▶ [Exercise details]: Pick out every line of the entries below where "space" occurs, and copy those lines.

▶ [Stored data]:

------------------------------------------------------------

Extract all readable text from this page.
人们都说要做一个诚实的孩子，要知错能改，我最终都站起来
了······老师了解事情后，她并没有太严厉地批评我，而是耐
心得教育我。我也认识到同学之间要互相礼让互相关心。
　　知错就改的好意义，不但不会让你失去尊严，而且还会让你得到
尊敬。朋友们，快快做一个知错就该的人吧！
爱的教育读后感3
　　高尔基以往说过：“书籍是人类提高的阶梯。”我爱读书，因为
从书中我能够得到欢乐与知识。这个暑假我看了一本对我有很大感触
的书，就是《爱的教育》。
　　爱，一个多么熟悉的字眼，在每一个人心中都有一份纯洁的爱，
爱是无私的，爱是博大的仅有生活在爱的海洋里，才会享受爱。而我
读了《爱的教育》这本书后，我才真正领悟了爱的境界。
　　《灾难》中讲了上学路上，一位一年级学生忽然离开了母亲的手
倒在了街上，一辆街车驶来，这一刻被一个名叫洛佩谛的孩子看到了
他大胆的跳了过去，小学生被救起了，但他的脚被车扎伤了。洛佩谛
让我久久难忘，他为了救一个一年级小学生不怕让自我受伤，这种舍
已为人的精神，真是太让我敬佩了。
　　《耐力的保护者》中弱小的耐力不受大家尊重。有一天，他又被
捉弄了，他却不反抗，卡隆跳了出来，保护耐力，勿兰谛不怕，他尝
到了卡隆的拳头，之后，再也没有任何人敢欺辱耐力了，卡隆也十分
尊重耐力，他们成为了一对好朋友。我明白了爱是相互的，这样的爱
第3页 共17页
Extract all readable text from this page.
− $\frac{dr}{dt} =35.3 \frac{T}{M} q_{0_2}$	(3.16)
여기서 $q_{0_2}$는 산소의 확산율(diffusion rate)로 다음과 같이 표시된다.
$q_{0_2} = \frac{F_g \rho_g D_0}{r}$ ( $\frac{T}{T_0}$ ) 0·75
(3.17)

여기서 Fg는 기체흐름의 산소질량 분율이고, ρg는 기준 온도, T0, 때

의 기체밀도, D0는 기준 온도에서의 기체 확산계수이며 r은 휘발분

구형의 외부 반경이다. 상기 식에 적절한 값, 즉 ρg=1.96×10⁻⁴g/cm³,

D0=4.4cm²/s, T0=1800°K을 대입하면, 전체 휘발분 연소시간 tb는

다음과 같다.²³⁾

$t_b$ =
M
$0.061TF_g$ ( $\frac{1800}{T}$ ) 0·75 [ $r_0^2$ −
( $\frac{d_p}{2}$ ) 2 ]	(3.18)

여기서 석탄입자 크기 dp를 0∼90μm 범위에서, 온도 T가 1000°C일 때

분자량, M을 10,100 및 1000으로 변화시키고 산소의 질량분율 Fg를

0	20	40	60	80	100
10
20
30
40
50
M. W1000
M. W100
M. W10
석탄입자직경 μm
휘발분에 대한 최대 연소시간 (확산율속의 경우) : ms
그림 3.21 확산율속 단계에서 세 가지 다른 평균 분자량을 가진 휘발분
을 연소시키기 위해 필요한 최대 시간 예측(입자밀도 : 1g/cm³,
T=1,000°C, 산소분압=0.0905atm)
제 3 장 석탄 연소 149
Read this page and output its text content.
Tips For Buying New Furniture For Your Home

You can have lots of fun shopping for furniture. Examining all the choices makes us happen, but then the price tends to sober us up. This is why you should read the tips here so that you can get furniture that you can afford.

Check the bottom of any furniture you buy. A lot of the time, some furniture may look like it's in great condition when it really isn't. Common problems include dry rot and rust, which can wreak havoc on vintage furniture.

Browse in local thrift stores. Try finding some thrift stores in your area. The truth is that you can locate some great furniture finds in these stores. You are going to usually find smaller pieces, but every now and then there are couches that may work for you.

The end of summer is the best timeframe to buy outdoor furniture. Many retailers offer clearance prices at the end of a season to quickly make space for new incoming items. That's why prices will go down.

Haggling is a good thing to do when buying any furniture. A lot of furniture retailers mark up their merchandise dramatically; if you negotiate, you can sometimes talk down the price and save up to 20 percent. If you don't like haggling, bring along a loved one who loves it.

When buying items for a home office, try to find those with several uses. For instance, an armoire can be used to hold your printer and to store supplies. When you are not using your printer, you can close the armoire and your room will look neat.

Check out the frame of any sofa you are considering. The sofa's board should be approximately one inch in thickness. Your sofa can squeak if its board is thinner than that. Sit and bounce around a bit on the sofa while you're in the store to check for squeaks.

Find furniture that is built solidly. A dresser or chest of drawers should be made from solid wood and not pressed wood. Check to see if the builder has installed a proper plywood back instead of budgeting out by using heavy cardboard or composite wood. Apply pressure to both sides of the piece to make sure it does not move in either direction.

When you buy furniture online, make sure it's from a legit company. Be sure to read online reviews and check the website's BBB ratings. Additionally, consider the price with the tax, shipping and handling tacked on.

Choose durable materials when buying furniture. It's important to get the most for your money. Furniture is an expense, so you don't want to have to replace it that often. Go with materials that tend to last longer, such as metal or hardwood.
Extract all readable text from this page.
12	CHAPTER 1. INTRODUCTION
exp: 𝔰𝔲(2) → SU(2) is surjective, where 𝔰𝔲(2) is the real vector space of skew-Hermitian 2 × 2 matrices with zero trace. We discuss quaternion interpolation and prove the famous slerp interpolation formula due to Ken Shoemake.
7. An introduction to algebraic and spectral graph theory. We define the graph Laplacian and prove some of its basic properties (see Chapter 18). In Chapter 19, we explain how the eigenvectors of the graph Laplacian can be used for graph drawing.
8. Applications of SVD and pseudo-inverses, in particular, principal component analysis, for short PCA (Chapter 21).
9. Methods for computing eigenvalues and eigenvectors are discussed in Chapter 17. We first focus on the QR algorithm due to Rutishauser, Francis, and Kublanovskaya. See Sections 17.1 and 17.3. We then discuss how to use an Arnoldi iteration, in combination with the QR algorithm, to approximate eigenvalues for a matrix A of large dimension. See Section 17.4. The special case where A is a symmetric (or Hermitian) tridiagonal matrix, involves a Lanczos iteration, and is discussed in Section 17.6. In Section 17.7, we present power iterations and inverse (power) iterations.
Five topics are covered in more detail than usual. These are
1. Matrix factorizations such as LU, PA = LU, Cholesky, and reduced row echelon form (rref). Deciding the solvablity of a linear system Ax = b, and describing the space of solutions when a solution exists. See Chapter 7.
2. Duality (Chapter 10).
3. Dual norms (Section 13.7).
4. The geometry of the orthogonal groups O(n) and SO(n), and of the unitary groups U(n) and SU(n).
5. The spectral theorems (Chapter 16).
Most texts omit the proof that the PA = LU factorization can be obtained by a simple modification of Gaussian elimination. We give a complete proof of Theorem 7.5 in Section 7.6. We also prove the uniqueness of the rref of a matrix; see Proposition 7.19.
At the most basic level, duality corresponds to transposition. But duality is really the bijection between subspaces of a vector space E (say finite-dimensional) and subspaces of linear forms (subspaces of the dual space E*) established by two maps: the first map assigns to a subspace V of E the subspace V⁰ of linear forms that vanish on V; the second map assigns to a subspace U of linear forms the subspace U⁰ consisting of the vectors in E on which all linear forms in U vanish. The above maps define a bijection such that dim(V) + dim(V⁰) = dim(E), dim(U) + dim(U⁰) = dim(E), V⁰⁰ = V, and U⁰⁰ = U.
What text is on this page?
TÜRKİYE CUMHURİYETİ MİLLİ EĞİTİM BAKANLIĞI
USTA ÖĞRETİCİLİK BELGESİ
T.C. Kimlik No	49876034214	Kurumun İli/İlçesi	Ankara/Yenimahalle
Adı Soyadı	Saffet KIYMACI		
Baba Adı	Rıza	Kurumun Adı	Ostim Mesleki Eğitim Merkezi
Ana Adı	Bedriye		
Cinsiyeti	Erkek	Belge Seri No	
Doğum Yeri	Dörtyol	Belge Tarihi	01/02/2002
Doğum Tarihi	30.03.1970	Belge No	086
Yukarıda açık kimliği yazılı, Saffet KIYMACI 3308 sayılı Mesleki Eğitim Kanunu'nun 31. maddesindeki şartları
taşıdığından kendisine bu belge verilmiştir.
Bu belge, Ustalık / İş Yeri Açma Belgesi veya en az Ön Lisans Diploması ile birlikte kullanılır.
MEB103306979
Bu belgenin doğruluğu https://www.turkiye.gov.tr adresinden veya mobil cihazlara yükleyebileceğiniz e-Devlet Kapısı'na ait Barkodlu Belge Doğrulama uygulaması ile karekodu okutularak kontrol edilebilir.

------------------------------------------------------------

▶ [Response below]:
The end of summer is the best timeframe to buy outdoor furniture. Many retailers offer clearance prices at the end of a season to quickly make space for new incoming items. That's why prices will go down.
exp: 𝔰𝔲(2) → SU(2) is surjective, where 𝔰𝔲(2) is the real vector space of skew-Hermitian 2 × 2 matrices with zero trace. We discuss quaternion interpolation and prove the famous slerp interpolation formula due to Ken Shoemake.
1. Matrix factorizations such as LU, PA = LU, Cholesky, and reduced row echelon form (rref). Deciding the solvablity of a linear system Ax = b, and describing the space of solutions when a solution exists. See Chapter 7.
At the most basic level, duality corresponds to transposition. But duality is really the bijection between subspaces of a vector space E (say finite-dimensional) and subspaces of linear forms (subspaces of the dual space E*) established by two maps: the first map assigns to a subspace V of E the subspace V⁰ of linear forms that vanish on V; the second map assigns to a subspace U of linear forms the subspace U⁰ consisting of the vectors in E on which all linear forms in U vanish. The above maps define a bijection such that dim(V) + dim(V⁰) = dim(E), dim(U) + dim(U⁰) = dim(E), V⁰⁰ = V, and U⁰⁰ = U.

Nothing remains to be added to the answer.